**Given instruction**: From the data that follows, report how many lines hold the string "Choose", giving only the number.

-------

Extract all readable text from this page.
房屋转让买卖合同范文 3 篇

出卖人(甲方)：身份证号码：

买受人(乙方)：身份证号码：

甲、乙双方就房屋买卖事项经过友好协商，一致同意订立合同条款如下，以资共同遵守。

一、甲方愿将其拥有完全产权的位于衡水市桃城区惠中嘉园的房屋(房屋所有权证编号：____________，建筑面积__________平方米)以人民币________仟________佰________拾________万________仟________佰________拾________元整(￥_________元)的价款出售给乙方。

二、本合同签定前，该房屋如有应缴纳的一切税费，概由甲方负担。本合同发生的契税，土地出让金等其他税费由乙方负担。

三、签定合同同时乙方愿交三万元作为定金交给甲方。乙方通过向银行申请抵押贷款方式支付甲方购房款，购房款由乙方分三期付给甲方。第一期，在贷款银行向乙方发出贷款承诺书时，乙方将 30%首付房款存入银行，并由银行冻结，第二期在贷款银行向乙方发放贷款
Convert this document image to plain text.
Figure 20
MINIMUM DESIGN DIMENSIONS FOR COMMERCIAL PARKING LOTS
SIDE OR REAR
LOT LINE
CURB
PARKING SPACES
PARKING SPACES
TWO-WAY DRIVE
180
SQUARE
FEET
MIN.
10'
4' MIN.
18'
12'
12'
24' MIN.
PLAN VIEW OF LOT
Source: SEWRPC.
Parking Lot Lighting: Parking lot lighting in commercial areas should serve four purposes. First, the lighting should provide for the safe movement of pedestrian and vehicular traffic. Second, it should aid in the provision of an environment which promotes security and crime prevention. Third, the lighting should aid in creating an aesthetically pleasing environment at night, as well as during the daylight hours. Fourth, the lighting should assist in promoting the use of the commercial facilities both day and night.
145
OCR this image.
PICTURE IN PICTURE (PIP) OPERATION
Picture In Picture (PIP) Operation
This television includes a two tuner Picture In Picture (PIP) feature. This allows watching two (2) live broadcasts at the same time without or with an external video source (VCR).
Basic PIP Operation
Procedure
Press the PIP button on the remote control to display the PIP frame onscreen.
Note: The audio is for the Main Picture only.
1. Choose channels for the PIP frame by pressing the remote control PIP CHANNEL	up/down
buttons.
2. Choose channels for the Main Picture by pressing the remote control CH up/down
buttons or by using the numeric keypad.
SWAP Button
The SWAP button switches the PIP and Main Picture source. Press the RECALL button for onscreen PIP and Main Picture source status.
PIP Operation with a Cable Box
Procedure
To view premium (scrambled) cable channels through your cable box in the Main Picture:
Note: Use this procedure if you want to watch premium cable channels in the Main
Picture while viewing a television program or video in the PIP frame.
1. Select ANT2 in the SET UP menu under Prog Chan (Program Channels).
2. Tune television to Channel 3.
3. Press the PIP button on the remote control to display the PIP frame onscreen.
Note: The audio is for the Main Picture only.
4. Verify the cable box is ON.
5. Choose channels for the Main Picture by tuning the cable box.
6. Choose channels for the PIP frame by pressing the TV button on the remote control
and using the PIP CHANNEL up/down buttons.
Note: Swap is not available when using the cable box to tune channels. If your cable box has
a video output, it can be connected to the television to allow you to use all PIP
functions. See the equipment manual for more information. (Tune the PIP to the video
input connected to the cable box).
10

-------

**Solution to this problem**: 4